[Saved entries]
^^^^
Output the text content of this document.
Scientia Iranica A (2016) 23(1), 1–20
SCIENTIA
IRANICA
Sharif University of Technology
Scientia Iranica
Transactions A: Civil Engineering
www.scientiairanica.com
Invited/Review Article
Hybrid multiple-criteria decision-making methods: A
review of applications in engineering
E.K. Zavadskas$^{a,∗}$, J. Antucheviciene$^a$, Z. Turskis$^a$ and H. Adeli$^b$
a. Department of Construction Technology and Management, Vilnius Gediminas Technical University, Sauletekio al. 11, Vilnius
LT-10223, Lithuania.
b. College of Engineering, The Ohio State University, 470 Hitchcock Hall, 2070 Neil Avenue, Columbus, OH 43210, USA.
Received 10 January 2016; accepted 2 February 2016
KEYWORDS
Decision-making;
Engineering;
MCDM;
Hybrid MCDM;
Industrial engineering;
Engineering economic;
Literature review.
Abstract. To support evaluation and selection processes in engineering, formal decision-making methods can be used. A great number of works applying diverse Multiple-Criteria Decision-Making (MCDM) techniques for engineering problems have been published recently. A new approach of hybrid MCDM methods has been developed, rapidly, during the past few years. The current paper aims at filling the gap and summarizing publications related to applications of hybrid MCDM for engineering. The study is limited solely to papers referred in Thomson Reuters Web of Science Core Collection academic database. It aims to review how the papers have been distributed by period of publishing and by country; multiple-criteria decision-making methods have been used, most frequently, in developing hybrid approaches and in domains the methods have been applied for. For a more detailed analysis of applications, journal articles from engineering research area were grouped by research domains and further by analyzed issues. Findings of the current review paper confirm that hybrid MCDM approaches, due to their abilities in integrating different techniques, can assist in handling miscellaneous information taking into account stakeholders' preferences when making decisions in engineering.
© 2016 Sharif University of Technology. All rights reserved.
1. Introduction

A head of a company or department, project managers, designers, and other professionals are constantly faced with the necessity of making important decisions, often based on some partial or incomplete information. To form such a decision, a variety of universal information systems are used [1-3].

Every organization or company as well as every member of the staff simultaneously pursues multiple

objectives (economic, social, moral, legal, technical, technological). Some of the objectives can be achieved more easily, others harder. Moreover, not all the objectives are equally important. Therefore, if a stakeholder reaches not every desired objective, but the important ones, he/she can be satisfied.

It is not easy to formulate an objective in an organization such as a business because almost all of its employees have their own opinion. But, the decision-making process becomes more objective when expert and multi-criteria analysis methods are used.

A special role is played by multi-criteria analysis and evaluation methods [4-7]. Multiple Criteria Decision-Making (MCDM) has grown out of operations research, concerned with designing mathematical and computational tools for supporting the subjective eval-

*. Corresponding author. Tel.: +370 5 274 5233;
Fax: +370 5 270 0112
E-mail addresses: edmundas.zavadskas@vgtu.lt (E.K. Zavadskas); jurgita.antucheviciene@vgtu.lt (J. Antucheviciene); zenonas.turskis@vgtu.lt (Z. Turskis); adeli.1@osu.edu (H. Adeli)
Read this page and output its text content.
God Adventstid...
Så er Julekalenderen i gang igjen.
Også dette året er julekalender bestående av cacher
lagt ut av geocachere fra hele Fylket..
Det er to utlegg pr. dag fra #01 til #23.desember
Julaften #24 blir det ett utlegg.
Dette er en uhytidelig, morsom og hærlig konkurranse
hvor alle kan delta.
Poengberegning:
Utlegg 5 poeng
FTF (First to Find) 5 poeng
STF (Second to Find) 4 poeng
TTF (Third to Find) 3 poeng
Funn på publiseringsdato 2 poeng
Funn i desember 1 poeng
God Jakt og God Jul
^^^^
GIVEN TASK: Your task is to transcribe the material exactly.

THE RESPONSE:
Output the text content of this document.
Scientia Iranica A (2016) 23(1), 1–20
SCIENTIA
IRANICA
Sharif University of Technology
Scientia Iranica
Transactions A: Civil Engineering
www.scientiairanica.com
Invited/Review Article
Hybrid multiple-criteria decision-making methods: A
review of applications in engineering
E.K. Zavadskas$^{a,∗}$, J. Antucheviciene$^a$, Z. Turskis$^a$ and H. Adeli$^b$
a. Department of Construction Technology and Management, Vilnius Gediminas Technical University, Sauletekio al. 11, Vilnius
LT-10223, Lithuania.
b. College of Engineering, The Ohio State University, 470 Hitchcock Hall, 2070 Neil Avenue, Columbus, OH 43210, USA.
Received 10 January 2016; accepted 2 February 2016
KEYWORDS
Decision-making;
Engineering;
MCDM;
Hybrid MCDM;
Industrial engineering;
Engineering economic;
Literature review.
Abstract. To support evaluation and selection processes in engineering, formal decision-making methods can be used. A great number of works applying diverse Multiple-Criteria Decision-Making (MCDM) techniques for engineering problems have been published recently. A new approach of hybrid MCDM methods has been developed, rapidly, during the past few years. The current paper aims at filling the gap and summarizing publications related to applications of hybrid MCDM for engineering. The study is limited solely to papers referred in Thomson Reuters Web of Science Core Collection academic database. It aims to review how the papers have been distributed by period of publishing and by country; multiple-criteria decision-making methods have been used, most frequently, in developing hybrid approaches and in domains the methods have been applied for. For a more detailed analysis of applications, journal articles from engineering research area were grouped by research domains and further by analyzed issues. Findings of the current review paper confirm that hybrid MCDM approaches, due to their abilities in integrating different techniques, can assist in handling miscellaneous information taking into account stakeholders' preferences when making decisions in engineering.
© 2016 Sharif University of Technology. All rights reserved.
1. Introduction

A head of a company or department, project managers, designers, and other professionals are constantly faced with the necessity of making important decisions, often based on some partial or incomplete information. To form such a decision, a variety of universal information systems are used [1-3].

Every organization or company as well as every member of the staff simultaneously pursues multiple

objectives (economic, social, moral, legal, technical, technological). Some of the objectives can be achieved more easily, others harder. Moreover, not all the objectives are equally important. Therefore, if a stakeholder reaches not every desired objective, but the important ones, he/she can be satisfied.

It is not easy to formulate an objective in an organization such as a business because almost all of its employees have their own opinion. But, the decision-making process becomes more objective when expert and multi-criteria analysis methods are used.

A special role is played by multi-criteria analysis and evaluation methods [4-7]. Multiple Criteria Decision-Making (MCDM) has grown out of operations research, concerned with designing mathematical and computational tools for supporting the subjective eval-

*. Corresponding author. Tel.: +370 5 274 5233;
Fax: +370 5 270 0112
E-mail addresses: edmundas.zavadskas@vgtu.lt (E.K. Zavadskas); jurgita.antucheviciene@vgtu.lt (J. Antucheviciene); zenonas.turskis@vgtu.lt (Z. Turskis); adeli.1@osu.edu (H. Adeli)
Read this page and output its text content.
God Adventstid...
Så er Julekalenderen i gang igjen.
Også dette året er julekalender bestående av cacher
lagt ut av geocachere fra hele Fylket..
Det er to utlegg pr. dag fra #01 til #23.desember
Julaften #24 blir det ett utlegg.
Dette er en uhytidelig, morsom og hærlig konkurranse
hvor alle kan delta.
Poengberegning:
Utlegg 5 poeng
FTF (First to Find) 5 poeng
STF (Second to Find) 4 poeng
TTF (Third to Find) 3 poeng
Funn på publiseringsdato 2 poeng
Funn i desember 1 poeng
God Jakt og God Jul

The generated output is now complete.